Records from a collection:
┌──

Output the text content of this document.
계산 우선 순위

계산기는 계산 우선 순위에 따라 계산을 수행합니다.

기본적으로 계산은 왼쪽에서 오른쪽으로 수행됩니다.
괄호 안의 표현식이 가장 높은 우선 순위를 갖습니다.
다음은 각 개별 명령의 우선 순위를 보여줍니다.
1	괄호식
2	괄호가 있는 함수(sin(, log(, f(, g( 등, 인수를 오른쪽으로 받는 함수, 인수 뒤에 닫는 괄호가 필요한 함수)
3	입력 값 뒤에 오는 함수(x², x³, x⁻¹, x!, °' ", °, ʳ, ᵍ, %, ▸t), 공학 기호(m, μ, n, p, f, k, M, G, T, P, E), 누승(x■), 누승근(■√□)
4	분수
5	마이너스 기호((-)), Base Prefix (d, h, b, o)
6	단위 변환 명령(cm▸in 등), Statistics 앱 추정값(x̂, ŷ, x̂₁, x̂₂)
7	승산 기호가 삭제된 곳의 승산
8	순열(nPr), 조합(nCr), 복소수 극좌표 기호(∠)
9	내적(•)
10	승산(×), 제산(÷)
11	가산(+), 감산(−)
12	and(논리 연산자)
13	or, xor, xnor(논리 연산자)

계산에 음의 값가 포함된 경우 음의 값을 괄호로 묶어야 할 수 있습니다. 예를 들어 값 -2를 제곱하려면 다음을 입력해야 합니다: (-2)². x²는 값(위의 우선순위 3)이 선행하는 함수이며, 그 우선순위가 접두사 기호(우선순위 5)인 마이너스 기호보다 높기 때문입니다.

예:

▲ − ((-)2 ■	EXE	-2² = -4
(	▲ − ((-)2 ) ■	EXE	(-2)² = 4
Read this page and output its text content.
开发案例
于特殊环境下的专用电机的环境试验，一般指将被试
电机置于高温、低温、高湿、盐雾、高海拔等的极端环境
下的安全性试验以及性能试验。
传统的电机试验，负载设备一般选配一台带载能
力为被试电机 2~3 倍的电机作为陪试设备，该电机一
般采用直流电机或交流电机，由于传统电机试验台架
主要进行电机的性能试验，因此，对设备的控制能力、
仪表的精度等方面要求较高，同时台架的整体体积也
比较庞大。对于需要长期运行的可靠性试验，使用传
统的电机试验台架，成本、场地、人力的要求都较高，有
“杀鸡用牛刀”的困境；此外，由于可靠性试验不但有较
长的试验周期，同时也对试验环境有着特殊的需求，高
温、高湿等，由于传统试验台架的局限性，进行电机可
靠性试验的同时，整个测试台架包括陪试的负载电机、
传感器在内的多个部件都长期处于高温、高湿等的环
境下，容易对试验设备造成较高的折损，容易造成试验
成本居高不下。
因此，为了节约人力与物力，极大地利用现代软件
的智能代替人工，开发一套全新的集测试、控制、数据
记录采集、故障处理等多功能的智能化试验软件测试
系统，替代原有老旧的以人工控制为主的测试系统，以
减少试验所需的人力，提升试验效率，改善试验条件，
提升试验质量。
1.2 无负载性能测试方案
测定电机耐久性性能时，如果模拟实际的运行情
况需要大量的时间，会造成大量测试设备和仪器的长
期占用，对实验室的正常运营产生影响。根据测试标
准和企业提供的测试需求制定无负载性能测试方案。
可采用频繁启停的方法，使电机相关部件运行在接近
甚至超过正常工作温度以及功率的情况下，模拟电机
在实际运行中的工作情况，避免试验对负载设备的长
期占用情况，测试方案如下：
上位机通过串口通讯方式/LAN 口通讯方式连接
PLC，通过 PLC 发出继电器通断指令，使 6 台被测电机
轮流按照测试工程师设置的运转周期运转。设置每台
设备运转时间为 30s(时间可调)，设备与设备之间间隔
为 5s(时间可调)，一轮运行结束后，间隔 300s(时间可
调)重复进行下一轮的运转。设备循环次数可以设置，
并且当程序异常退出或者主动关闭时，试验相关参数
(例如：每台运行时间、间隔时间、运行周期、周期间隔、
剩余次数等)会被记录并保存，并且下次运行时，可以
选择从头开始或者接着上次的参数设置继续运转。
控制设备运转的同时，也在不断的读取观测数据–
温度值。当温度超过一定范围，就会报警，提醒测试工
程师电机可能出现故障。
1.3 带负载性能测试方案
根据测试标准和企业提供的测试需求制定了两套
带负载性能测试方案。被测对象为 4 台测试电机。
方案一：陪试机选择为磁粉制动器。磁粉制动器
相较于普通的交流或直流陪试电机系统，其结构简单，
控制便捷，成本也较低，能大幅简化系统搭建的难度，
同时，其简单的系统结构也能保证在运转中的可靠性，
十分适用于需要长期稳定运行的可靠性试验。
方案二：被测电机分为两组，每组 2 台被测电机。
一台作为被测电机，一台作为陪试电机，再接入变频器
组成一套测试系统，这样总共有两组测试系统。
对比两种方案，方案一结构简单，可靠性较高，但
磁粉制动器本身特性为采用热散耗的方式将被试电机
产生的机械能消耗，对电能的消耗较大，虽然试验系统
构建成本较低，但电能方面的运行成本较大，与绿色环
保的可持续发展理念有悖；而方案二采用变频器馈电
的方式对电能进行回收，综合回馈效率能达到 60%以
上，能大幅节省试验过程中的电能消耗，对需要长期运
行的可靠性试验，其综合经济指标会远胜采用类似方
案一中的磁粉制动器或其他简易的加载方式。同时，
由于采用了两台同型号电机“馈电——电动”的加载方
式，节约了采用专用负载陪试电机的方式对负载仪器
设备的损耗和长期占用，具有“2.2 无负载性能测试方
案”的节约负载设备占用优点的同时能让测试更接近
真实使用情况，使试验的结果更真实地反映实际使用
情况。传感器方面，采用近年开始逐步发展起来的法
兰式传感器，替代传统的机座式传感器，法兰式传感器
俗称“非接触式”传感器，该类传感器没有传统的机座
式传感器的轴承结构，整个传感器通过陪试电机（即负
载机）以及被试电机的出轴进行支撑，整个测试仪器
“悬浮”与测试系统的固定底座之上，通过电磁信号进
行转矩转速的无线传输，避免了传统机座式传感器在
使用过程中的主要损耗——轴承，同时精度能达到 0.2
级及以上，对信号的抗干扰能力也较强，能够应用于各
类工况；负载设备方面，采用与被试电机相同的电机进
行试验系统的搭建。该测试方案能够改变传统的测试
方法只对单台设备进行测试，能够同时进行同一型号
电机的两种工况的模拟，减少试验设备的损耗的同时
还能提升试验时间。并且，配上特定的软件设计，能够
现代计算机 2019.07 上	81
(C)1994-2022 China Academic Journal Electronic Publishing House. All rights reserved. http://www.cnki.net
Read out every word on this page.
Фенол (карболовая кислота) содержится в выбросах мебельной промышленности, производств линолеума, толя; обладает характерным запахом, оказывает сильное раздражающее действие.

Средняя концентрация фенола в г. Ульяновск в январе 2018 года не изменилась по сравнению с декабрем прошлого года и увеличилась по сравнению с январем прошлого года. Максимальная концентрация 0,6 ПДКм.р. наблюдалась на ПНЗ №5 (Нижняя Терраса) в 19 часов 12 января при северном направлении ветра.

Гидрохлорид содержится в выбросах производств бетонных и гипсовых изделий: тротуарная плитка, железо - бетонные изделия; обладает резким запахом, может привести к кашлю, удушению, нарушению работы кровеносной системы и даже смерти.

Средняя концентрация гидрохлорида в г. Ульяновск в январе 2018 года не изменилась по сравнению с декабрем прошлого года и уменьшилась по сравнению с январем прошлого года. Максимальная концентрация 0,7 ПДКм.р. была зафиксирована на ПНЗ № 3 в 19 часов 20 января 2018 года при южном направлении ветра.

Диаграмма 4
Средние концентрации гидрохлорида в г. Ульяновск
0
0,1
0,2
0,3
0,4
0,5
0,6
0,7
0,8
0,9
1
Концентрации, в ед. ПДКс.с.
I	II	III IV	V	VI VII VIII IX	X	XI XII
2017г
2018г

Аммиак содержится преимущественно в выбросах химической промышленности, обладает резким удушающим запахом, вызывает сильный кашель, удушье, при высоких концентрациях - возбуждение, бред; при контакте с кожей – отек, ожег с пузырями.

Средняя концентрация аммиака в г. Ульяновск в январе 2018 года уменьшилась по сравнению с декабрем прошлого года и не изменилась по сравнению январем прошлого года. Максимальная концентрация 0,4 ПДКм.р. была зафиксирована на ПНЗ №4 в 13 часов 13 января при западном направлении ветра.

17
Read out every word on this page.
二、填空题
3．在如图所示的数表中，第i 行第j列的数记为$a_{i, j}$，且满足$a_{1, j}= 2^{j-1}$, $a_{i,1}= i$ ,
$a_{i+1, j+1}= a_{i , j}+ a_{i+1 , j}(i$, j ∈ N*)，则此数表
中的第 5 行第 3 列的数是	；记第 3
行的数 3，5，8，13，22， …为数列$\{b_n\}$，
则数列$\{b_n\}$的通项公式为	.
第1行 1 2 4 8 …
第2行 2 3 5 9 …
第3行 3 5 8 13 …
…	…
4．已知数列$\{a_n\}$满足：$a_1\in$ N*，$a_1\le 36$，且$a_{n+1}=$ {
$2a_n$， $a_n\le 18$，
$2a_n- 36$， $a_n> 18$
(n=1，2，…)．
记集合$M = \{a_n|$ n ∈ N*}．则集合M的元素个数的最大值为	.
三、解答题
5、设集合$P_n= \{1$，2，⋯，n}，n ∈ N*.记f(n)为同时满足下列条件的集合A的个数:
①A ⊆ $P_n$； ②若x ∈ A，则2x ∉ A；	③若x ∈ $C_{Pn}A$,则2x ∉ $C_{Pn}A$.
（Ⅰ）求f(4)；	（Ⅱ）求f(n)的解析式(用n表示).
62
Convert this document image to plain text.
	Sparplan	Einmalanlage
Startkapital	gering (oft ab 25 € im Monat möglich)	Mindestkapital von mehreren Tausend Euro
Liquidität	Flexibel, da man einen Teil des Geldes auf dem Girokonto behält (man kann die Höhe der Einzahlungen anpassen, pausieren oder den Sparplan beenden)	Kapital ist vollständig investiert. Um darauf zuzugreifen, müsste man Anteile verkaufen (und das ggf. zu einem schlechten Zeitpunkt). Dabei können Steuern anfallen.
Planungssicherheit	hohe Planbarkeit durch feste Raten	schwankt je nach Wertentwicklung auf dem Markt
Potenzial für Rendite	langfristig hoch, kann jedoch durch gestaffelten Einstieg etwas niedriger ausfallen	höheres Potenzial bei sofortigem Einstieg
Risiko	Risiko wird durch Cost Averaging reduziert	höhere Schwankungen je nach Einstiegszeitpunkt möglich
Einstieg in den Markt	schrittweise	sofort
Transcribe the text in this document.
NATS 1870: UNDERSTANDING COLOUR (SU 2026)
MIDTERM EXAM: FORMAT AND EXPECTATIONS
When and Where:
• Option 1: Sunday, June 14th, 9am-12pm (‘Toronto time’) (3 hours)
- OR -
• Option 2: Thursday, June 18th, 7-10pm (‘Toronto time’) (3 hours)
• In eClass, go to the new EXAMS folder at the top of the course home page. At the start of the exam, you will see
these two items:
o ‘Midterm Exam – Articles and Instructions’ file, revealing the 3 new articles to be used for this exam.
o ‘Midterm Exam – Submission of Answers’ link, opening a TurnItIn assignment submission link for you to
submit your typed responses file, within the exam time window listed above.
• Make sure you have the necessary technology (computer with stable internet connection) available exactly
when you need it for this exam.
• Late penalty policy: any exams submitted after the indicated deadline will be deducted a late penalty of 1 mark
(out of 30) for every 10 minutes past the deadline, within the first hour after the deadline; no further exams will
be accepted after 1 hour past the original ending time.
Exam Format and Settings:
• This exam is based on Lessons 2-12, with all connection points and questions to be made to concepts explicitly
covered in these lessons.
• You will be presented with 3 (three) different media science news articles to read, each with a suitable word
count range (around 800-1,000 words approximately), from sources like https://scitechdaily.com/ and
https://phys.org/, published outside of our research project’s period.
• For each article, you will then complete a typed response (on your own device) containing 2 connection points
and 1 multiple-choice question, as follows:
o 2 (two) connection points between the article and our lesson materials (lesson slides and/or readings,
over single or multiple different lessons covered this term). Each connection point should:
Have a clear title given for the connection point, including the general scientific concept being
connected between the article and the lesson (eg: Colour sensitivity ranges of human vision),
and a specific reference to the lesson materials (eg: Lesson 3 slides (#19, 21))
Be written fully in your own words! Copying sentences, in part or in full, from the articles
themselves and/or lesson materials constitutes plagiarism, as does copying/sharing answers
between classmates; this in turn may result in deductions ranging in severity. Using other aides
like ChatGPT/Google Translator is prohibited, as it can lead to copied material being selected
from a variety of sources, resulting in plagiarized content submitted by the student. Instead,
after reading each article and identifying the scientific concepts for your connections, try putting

└──

Exercise description:
Your answer should be only a number: how many lines of the data above contain the string "between"?

Answer:
3